EXERCISE PROMPT:
Every record that follows must be duplicated exactly, with images left out.

Data listing:
═══

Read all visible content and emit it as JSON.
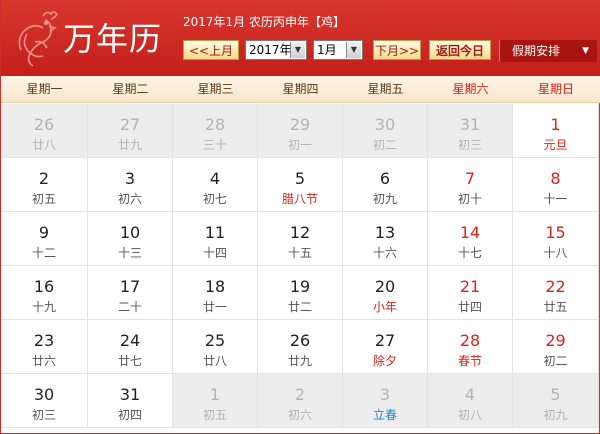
{
  "header": {
    "title": "万年历",
    "lunar_info": "2017年1月 农历丙申年【鸡】",
    "prev_label": "<<上月",
    "year_value": "2017年",
    "month_value": "1月",
    "next_label": "下月>>",
    "today_label": "返回今日",
    "holiday_label": "假期安排"
  },
  "weekdays": [
    "星期一",
    "星期二",
    "星期三",
    "星期四",
    "星期五",
    "星期六",
    "星期日"
  ],
  "weeks": [
    [
      {
        "d": "26",
        "s": "廿八",
        "t": "other"
      },
      {
        "d": "27",
        "s": "廿九",
        "t": "other"
      },
      {
        "d": "28",
        "s": "三十",
        "t": "other"
      },
      {
        "d": "29",
        "s": "初一",
        "t": "other"
      },
      {
        "d": "30",
        "s": "初二",
        "t": "other"
      },
      {
        "d": "31",
        "s": "初三",
        "t": "other"
      },
      {
        "d": "1",
        "s": "元旦",
        "t": "first"
      }
    ],
    [
      {
        "d": "2",
        "s": "初五",
        "t": ""
      },
      {
        "d": "3",
        "s": "初六",
        "t": ""
      },
      {
        "d": "4",
        "s": "初七",
        "t": ""
      },
      {
        "d": "5",
        "s": "腊八节",
        "t": "fest"
      },
      {
        "d": "6",
        "s": "初九",
        "t": ""
      },
      {
        "d": "7",
        "s": "初十",
        "t": "wkend"
      },
      {
        "d": "8",
        "s": "十一",
        "t": "wkend"
      }
    ],
    [
      {
        "d": "9",
        "s": "十二",
        "t": ""
      },
      {
        "d": "10",
        "s": "十三",
        "t": ""
      },
      {
        "d": "11",
        "s": "十四",
        "t": ""
      },
      {
        "d": "12",
        "s": "十五",
        "t": ""
      },
      {
        "d": "13",
        "s": "十六",
        "t": ""
      },
      {
        "d": "14",
        "s": "十七",
        "t": "wkend"
      },
      {
        "d": "15",
        "s": "十八",
        "t": "wkend"
      }
    ],
    [
      {
        "d": "16",
        "s": "十九",
        "t": ""
      },
      {
        "d": "17",
        "s": "二十",
        "t": ""
      },
      {
        "d": "18",
        "s": "廿一",
        "t": ""
      },
      {
        "d": "19",
        "s": "廿二",
        "t": ""
      },
      {
        "d": "20",
        "s": "小年",
        "t": "fest"
      },
      {
        "d": "21",
        "s": "廿四",
        "t": "wkend"
      },
      {
        "d": "22",
        "s": "廿五",
        "t": "wkend"
      }
    ],
    [
      {
        "d": "23",
        "s": "廿六",
        "t": ""
      },
      {
        "d": "24",
        "s": "廿七",
        "t": ""
      },
      {
        "d": "25",
        "s": "廿八",
        "t": ""
      },
      {
        "d": "26",
        "s": "廿九",
        "t": ""
      },
      {
        "d": "27",
        "s": "除夕",
        "t": "fest"
      },
      {
        "d": "28",
        "s": "春节",
        "t": "wkend fest"
      },
      {
        "d": "29",
        "s": "初二",
        "t": "wkend"
      }
    ],
    [
      {
        "d": "30",
        "s": "初三",
        "t": ""
      },
      {
        "d": "31",
        "s": "初四",
        "t": ""
      },
      {
        "d": "1",
        "s": "初五",
        "t": "other"
      },
      {
        "d": "2",
        "s": "初六",
        "t": "other"
      },
      {
        "d": "3",
        "s": "立春",
        "t": "other term"
      },
      {
        "d": "4",
        "s": "初八",
        "t": "other"
      },
      {
        "d": "5",
        "s": "初九",
        "t": "other"
      }
    ]
  ],
  "colors": {
    "brand_red": "#c41f1b",
    "weekend_red": "#e0201a",
    "term_blue": "#1a8ad4"
  }
}
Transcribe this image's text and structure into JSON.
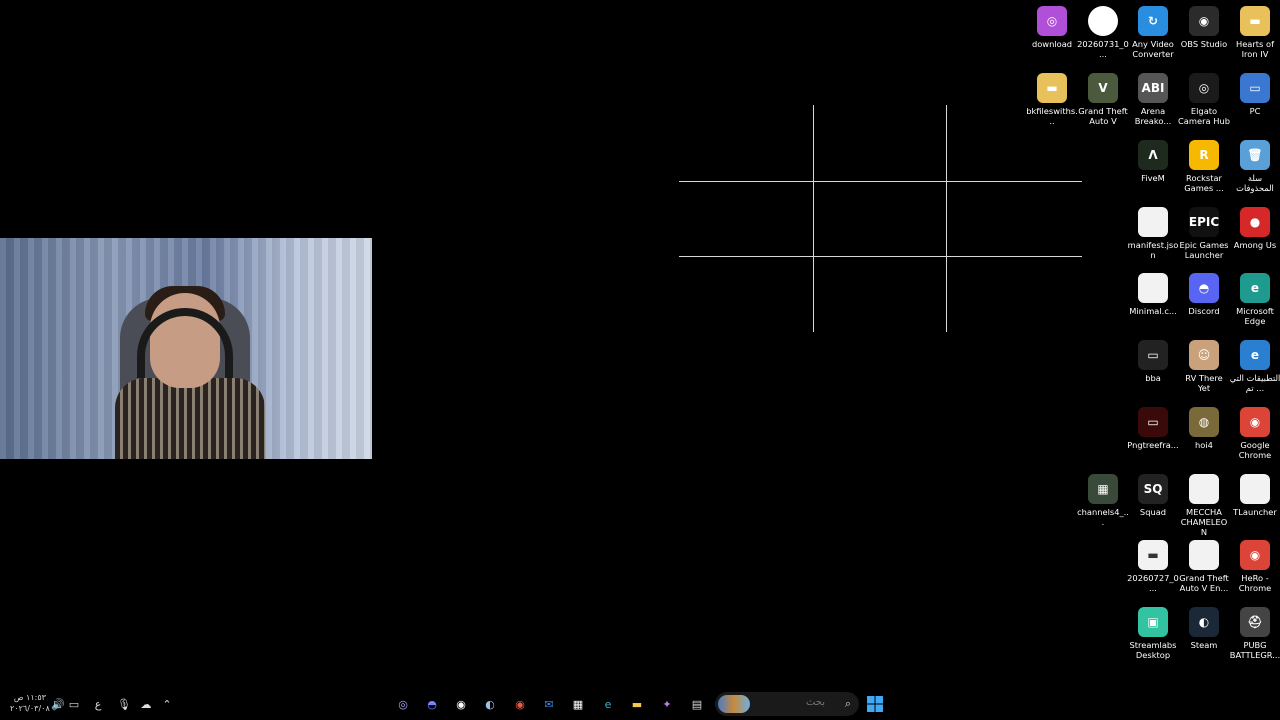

═══

WRITTEN SOLUTION:
Read all visible content and emit it as JSON.
{
  "header": {
    "title": "万年历",
    "lunar_info": "2017年1月 农历丙申年【鸡】",
    "prev_label": "<<上月",
    "year_value": "2017年",
    "month_value": "1月",
    "next_label": "下月>>",
    "today_label": "返回今日",
    "holiday_label": "假期安排"
  },
  "weekdays": [
    "星期一",
    "星期二",
    "星期三",
    "星期四",
    "星期五",
    "星期六",
    "星期日"
  ],
  "weeks": [
    [
      {
        "d": "26",
        "s": "廿八",
        "t": "other"
      },
      {
        "d": "27",
        "s": "廿九",
        "t": "other"
      },
      {
        "d": "28",
        "s": "三十",
        "t": "other"
      },
      {
        "d": "29",
        "s": "初一",
        "t": "other"
      },
      {
        "d": "30",
        "s": "初二",
        "t": "other"
      },
      {
        "d": "31",
        "s": "初三",
        "t": "other"
      },
      {
        "d": "1",
        "s": "元旦",
        "t": "first"
      }
    ],
    [
      {
        "d": "2",
        "s": "初五",
        "t": ""
      },
      {
        "d": "3",
        "s": "初六",
        "t": ""
      },
      {
        "d": "4",
        "s": "初七",
        "t": ""
      },
      {
        "d": "5",
        "s": "腊八节",
        "t": "fest"
      },
      {
        "d": "6",
        "s": "初九",
        "t": ""
      },
      {
        "d": "7",
        "s": "初十",
        "t": "wkend"
      },
      {
        "d": "8",
        "s": "十一",
        "t": "wkend"
      }
    ],
    [
      {
        "d": "9",
        "s": "十二",
        "t": ""
      },
      {
        "d": "10",
        "s": "十三",
        "t": ""
      },
      {
        "d": "11",
        "s": "十四",
        "t": ""
      },
      {
        "d": "12",
        "s": "十五",
        "t": ""
      },
      {
        "d": "13",
        "s": "十六",
        "t": ""
      },
      {
        "d": "14",
        "s": "十七",
        "t": "wkend"
      },
      {
        "d": "15",
        "s": "十八",
        "t": "wkend"
      }
    ],
    [
      {
        "d": "16",
        "s": "十九",
        "t": ""
      },
      {
        "d": "17",
        "s": "二十",
        "t": ""
      },
      {
        "d": "18",
        "s": "廿一",
        "t": ""
      },
      {
        "d": "19",
        "s": "廿二",
        "t": ""
      },
      {
        "d": "20",
        "s": "小年",
        "t": "fest"
      },
      {
        "d": "21",
        "s": "廿四",
        "t": "wkend"
      },
      {
        "d": "22",
        "s": "廿五",
        "t": "wkend"
      }
    ],
    [
      {
        "d": "23",
        "s": "廿六",
        "t": ""
      },
      {
        "d": "24",
        "s": "廿七",
        "t": ""
      },
      {
        "d": "25",
        "s": "廿八",
        "t": ""
      },
      {
        "d": "26",
        "s": "廿九",
        "t": ""
      },
      {
        "d": "27",
        "s": "除夕",
        "t": "fest"
      },
      {
        "d": "28",
        "s": "春节",
        "t": "wkend fest"
      },
      {
        "d": "29",
        "s": "初二",
        "t": "wkend"
      }
    ],
    [
      {
        "d": "30",
        "s": "初三",
        "t": ""
      },
      {
        "d": "31",
        "s": "初四",
        "t": ""
      },
      {
        "d": "1",
        "s": "初五",
        "t": "other"
      },
      {
        "d": "2",
        "s": "初六",
        "t": "other"
      },
      {
        "d": "3",
        "s": "立春",
        "t": "other term"
      },
      {
        "d": "4",
        "s": "初八",
        "t": "other"
      },
      {
        "d": "5",
        "s": "初九",
        "t": "other"
      }
    ]
  ],
  "colors": {
    "brand_red": "#c41f1b",
    "weekend_red": "#e0201a",
    "term_blue": "#1a8ad4"
  }
}
Transcribe this image's text and structure into JSON.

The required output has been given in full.